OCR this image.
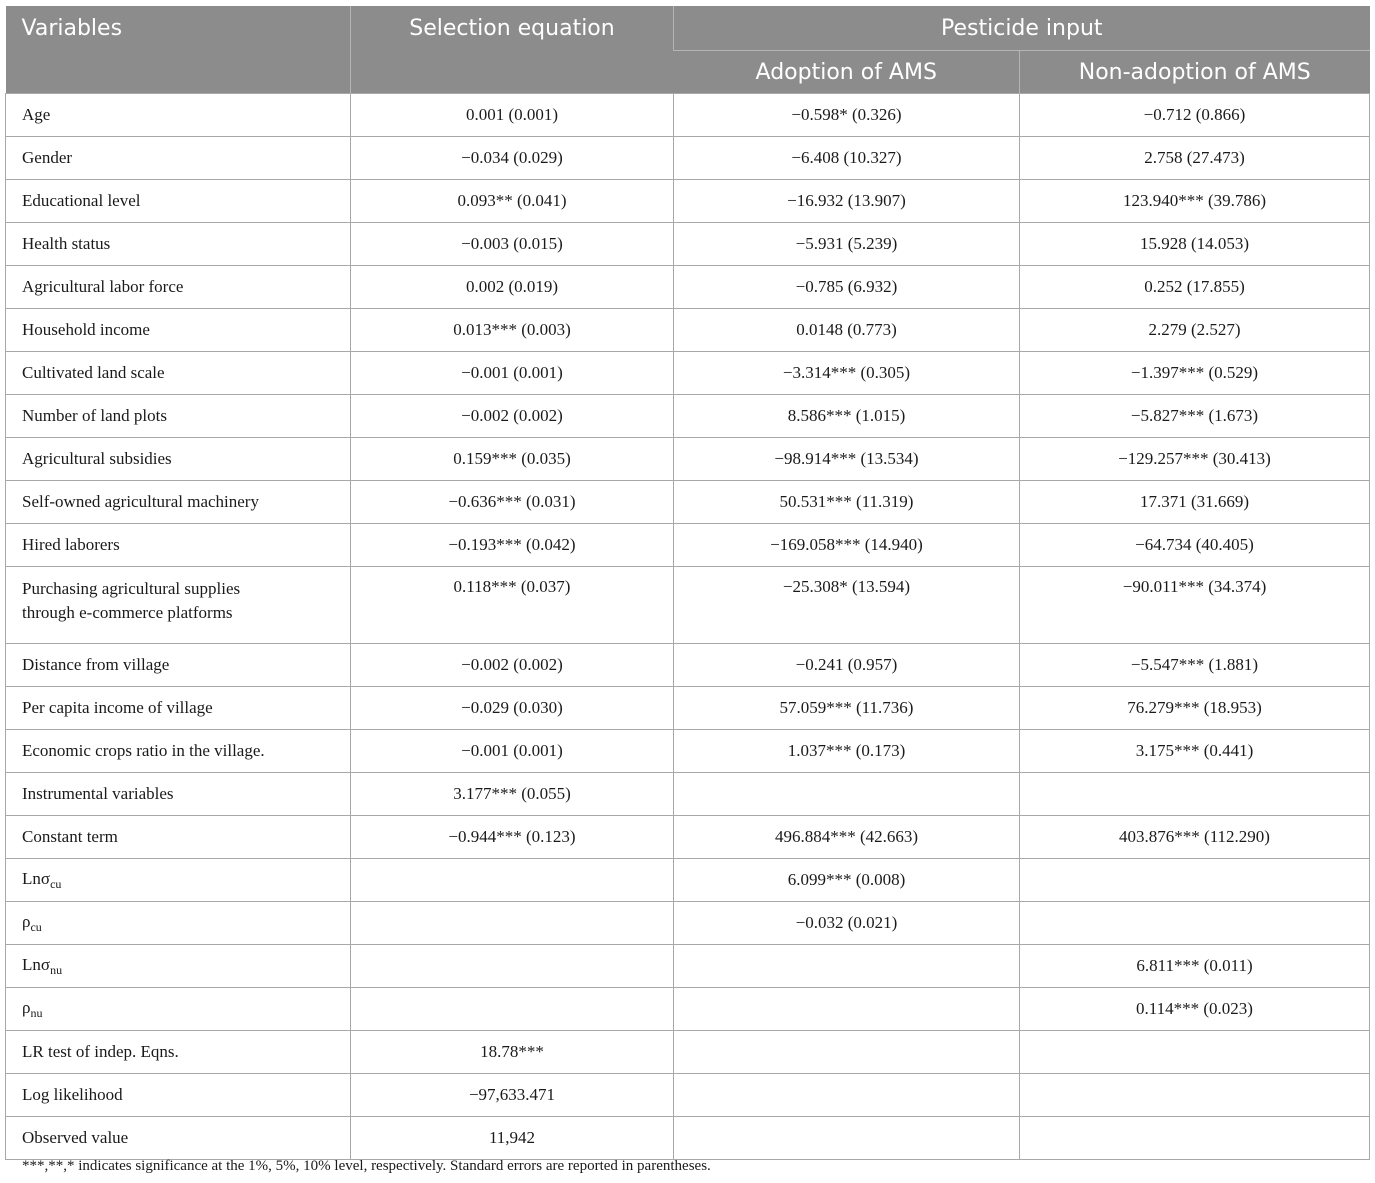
Variables	Selection equation	Pesticide input	
		Adoption of AMS	Non-adoption of AMS
Age	0.001 (0.001)	−0.598* (0.326)	−0.712 (0.866)
Gender	−0.034 (0.029)	−6.408 (10.327)	2.758 (27.473)
Educational level	0.093** (0.041)	−16.932 (13.907)	123.940*** (39.786)
Health status	−0.003 (0.015)	−5.931 (5.239)	15.928 (14.053)
Agricultural labor force	0.002 (0.019)	−0.785 (6.932)	0.252 (17.855)
Household income	0.013*** (0.003)	0.0148 (0.773)	2.279 (2.527)
Cultivated land scale	−0.001 (0.001)	−3.314*** (0.305)	−1.397*** (0.529)
Number of land plots	−0.002 (0.002)	8.586*** (1.015)	−5.827*** (1.673)
Agricultural subsidies	0.159*** (0.035)	−98.914*** (13.534)	−129.257*** (30.413)
Self-owned agricultural machinery	−0.636*** (0.031)	50.531*** (11.319)	17.371 (31.669)
Hired laborers	−0.193*** (0.042)	−169.058*** (14.940)	−64.734 (40.405)
Purchasing agricultural supplies
through e-commerce platforms	0.118*** (0.037)	−25.308* (13.594)	−90.011*** (34.374)
Distance from village	−0.002 (0.002)	−0.241 (0.957)	−5.547*** (1.881)
Per capita income of village	−0.029 (0.030)	57.059*** (11.736)	76.279*** (18.953)
Economic crops ratio in the village.	−0.001 (0.001)	1.037*** (0.173)	3.175*** (0.441)
Instrumental variables	3.177*** (0.055)		
Constant term	−0.944*** (0.123)	496.884*** (42.663)	403.876*** (112.290)
Lnσ$_{cu}$		6.099*** (0.008)	
$\rho_{cu}$		−0.032 (0.021)	
Lnσ$_{nu}$			6.811*** (0.011)
$\rho_{nu}$			0.114*** (0.023)
LR test of indep. Eqns.	18.78***		
Log likelihood	−97,633.471		
Observed value	11,942		
***,**,* indicates significance at the 1%, 5%, 10% level, respectively. Standard errors are reported in parentheses.
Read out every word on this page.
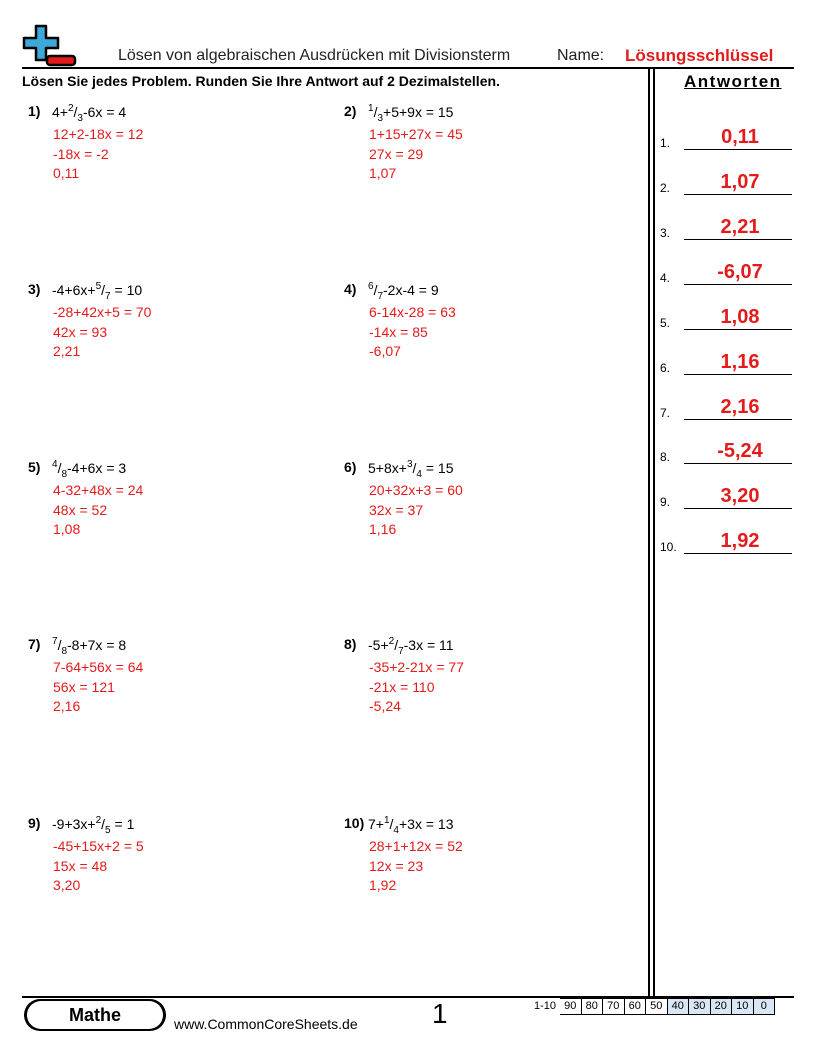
Lösen von algebraischen Ausdrücken mit Divisionsterm	Name: Lösungsschlüssel
Lösen Sie jedes Problem. Runden Sie Ihre Antwort auf 2 Dezimalstellen.	Antworten
1.	0,11
2.	1,07
3.	2,21
4.	-6,07
5.	1,08
6.	1,16
7.	2,16
8.	-5,24
9.	3,20
10.	1,92
1) $4+^2/_3-6x = 4$
12+2-18x = 12
-18x = -2
0,11
2) $^1/_3+5+9x = 15$
1+15+27x = 45
27x = 29
1,07
3) $-4+6x+^5/_7 = 10$
-28+42x+5 = 70
42x = 93
2,21
4) $^6/_7-2x-4 = 9$
6-14x-28 = 63
-14x = 85
-6,07
5) $^4/_8-4+6x = 3$
4-32+48x = 24
48x = 52
1,08
6) $5+8x+^3/_4 = 15$
20+32x+3 = 60
32x = 37
1,16
7) $^7/_8-8+7x = 8$
7-64+56x = 64
56x = 121
2,16
8) $-5+^2/_7-3x = 11$
-35+2-21x = 77
-21x = 110
-5,24
9) $-9+3x+^2/_5 = 1$
-45+15x+2 = 5
15x = 48
3,20
10) $7+^1/_4+3x = 13$
28+1+12x = 52
12x = 23
1,92
Mathe	www.CommonCoreSheets.de	1	1-10 90 80 70 60 50 40 30 20 10	0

----------------

_Directive_. Look through the entries above for the word "land". Copy every line where it shows up.

_Reply_.
Cultivated land scale	−0.001 (0.001)	−3.314*** (0.305)	−1.397*** (0.529)
Number of land plots	−0.002 (0.002)	8.586*** (1.015)	−5.827*** (1.673)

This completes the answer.